BEGIN Provided data

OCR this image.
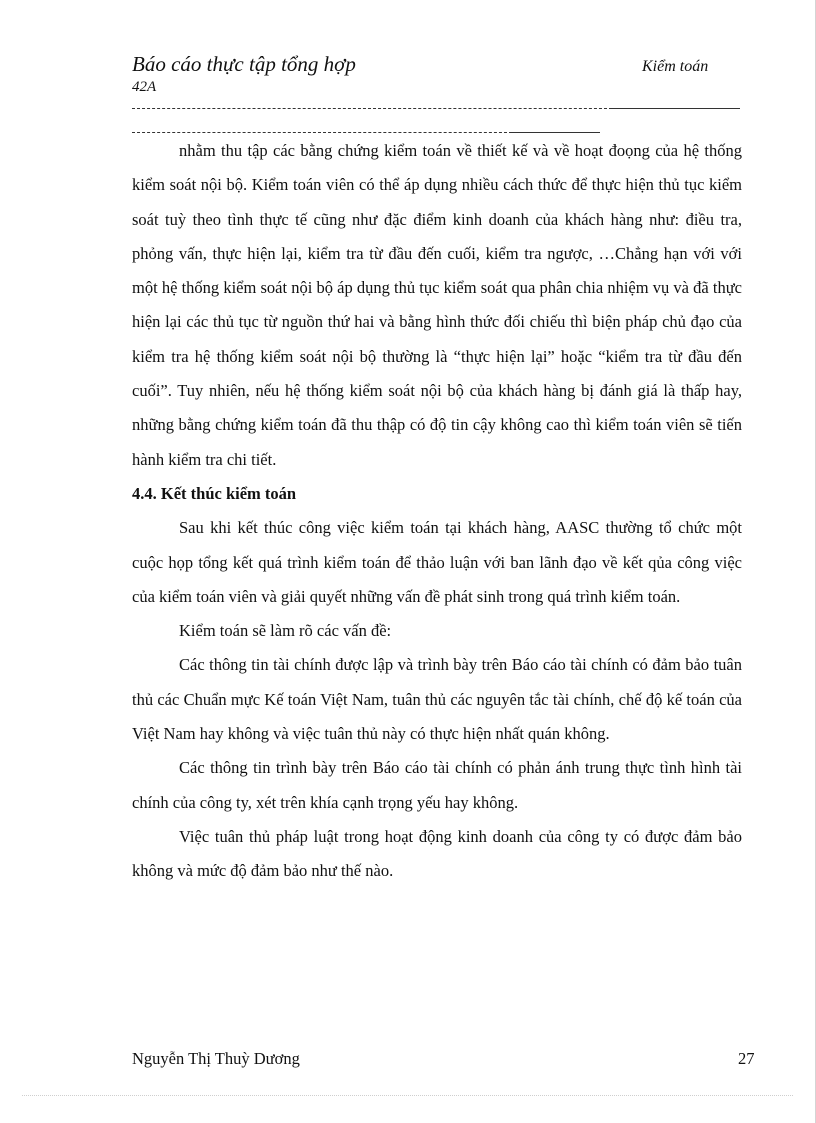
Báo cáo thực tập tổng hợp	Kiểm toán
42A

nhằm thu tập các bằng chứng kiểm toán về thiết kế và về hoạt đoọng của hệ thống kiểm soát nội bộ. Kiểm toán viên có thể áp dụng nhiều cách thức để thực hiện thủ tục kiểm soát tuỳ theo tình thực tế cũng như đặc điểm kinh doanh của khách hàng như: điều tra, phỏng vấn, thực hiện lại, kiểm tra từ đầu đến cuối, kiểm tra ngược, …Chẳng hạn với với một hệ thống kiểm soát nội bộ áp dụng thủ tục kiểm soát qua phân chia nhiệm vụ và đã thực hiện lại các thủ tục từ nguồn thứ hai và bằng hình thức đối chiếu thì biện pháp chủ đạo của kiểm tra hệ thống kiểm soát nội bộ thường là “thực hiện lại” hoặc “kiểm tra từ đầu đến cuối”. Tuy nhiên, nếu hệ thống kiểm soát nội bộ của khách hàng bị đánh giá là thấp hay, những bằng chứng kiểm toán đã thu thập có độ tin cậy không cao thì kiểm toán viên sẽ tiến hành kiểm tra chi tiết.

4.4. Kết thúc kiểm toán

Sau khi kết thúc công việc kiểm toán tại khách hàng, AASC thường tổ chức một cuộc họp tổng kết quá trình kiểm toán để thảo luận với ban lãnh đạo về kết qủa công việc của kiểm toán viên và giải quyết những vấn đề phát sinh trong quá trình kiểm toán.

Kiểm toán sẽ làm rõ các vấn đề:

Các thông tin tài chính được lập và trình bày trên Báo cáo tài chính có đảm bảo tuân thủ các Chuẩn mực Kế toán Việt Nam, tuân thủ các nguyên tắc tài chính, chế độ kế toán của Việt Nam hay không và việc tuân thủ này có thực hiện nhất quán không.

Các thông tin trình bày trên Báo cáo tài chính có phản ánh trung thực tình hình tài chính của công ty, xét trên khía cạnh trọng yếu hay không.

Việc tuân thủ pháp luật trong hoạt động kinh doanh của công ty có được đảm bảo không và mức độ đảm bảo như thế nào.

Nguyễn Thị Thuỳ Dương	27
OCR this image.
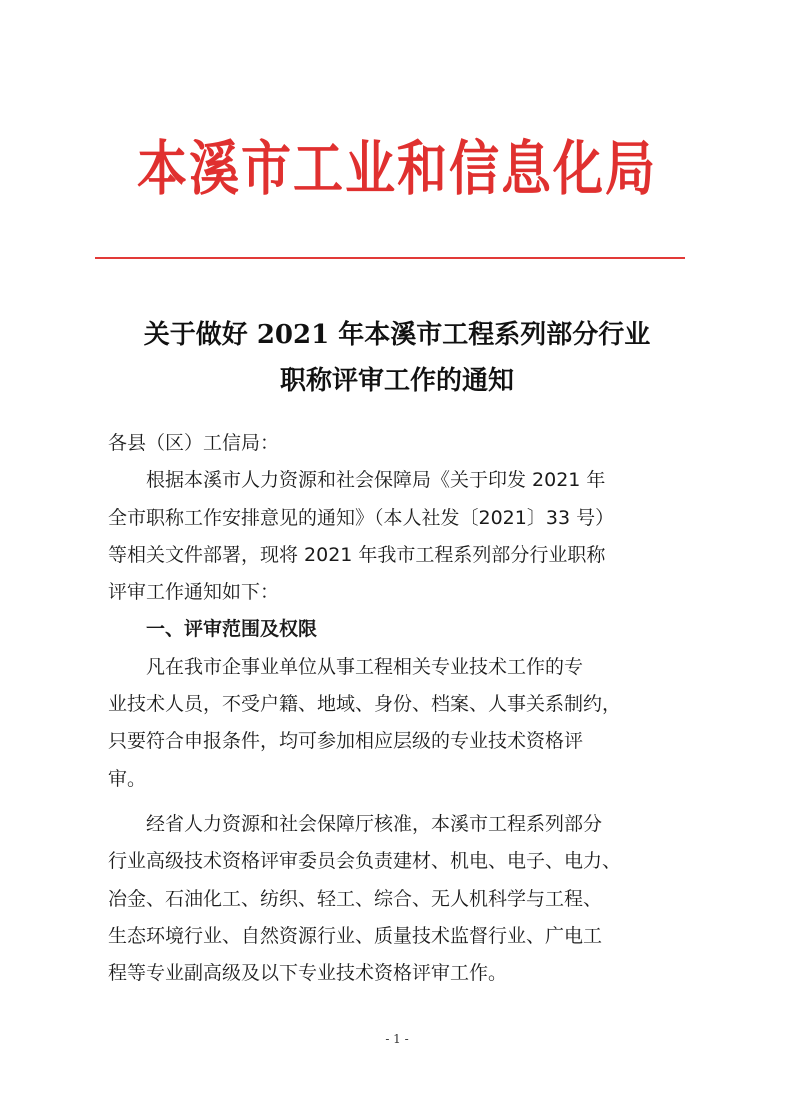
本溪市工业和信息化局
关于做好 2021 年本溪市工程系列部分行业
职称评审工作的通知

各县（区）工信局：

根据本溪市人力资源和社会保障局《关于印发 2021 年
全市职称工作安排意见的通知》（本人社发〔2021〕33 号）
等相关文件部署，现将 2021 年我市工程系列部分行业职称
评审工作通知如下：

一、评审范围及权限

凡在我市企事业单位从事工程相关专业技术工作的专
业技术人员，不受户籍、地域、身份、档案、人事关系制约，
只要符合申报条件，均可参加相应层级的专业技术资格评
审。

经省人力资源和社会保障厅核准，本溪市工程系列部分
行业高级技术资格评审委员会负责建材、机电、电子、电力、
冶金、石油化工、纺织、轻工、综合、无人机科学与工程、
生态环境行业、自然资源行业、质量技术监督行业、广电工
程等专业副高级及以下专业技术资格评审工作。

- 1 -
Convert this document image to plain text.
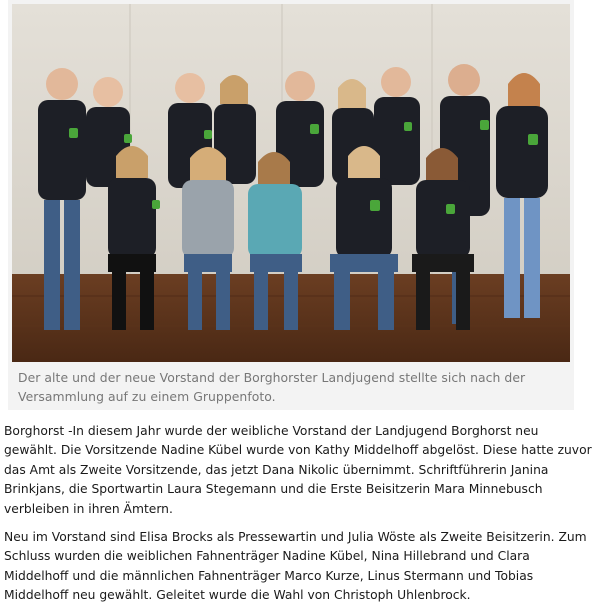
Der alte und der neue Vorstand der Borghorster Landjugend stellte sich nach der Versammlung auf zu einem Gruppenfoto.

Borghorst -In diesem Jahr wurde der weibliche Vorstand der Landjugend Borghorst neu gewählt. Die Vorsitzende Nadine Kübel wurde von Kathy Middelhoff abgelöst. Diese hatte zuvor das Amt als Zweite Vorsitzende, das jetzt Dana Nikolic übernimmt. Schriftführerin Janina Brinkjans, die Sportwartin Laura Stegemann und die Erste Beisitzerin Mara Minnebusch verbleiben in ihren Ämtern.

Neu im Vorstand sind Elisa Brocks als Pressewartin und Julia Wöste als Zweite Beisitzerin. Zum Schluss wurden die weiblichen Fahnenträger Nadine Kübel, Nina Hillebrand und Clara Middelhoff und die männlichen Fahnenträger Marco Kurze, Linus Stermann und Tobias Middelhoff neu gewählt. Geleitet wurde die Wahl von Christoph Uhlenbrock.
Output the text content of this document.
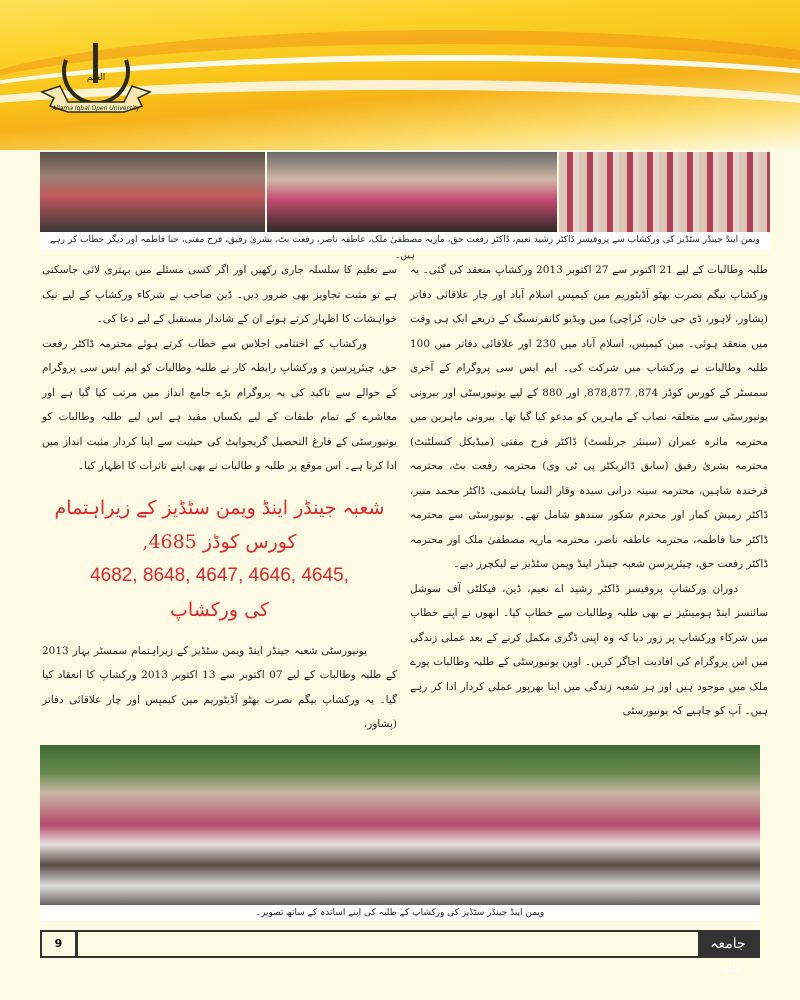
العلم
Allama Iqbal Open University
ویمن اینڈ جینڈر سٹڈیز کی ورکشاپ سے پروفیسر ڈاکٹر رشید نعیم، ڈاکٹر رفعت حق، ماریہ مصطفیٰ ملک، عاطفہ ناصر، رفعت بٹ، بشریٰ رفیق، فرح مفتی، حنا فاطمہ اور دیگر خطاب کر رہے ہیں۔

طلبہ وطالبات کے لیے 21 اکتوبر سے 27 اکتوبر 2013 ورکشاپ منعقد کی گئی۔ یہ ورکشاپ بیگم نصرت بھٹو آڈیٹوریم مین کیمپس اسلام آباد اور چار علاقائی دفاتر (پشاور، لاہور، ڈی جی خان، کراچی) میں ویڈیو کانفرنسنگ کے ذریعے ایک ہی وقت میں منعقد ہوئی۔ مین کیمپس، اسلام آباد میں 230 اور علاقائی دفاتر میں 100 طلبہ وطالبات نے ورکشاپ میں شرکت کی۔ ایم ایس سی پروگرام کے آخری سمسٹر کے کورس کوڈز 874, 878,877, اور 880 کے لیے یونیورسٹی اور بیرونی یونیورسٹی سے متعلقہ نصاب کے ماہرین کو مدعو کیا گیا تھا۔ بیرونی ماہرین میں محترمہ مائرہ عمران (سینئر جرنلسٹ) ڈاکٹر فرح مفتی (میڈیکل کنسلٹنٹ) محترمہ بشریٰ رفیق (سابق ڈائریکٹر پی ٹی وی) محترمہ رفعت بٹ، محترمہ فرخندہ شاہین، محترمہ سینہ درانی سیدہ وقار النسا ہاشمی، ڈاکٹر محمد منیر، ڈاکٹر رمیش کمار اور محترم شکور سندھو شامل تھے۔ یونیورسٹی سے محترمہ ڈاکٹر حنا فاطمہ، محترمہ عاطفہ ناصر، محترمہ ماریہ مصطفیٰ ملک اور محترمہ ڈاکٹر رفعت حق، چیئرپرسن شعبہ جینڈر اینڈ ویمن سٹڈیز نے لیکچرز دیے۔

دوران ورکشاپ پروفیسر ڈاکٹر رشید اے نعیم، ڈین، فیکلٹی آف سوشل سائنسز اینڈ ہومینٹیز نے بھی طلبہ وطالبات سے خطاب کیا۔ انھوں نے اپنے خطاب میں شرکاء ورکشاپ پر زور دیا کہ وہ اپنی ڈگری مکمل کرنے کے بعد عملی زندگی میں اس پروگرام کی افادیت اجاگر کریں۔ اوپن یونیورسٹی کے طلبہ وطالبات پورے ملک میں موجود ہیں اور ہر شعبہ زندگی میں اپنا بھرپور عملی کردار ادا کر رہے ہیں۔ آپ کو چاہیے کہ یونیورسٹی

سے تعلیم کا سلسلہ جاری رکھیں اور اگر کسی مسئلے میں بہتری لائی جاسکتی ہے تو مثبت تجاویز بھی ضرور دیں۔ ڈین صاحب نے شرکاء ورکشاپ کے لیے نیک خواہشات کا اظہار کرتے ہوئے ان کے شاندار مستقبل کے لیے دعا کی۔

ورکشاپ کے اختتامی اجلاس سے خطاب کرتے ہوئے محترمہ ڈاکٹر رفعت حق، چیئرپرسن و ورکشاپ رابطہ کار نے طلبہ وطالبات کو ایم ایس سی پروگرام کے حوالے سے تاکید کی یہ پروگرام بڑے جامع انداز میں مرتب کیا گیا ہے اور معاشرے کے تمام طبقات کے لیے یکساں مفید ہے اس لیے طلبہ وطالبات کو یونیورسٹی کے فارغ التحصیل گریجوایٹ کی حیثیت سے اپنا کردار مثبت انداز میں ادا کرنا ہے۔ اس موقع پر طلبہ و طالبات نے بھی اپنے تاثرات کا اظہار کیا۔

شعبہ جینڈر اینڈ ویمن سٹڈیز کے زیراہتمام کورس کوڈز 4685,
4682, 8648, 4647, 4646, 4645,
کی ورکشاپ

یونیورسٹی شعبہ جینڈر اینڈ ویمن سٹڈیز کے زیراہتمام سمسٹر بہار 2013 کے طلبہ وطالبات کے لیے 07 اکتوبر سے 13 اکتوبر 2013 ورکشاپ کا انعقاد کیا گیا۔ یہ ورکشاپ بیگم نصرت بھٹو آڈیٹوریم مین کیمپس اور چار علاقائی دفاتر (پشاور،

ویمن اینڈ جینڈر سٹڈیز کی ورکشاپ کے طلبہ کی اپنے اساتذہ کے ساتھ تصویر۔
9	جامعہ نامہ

END Provided data

• **What you have to do**:
Across the entries, how many lines contain "زیراہتمام"? Reply with the number only.

• **Result of this exercise**:
2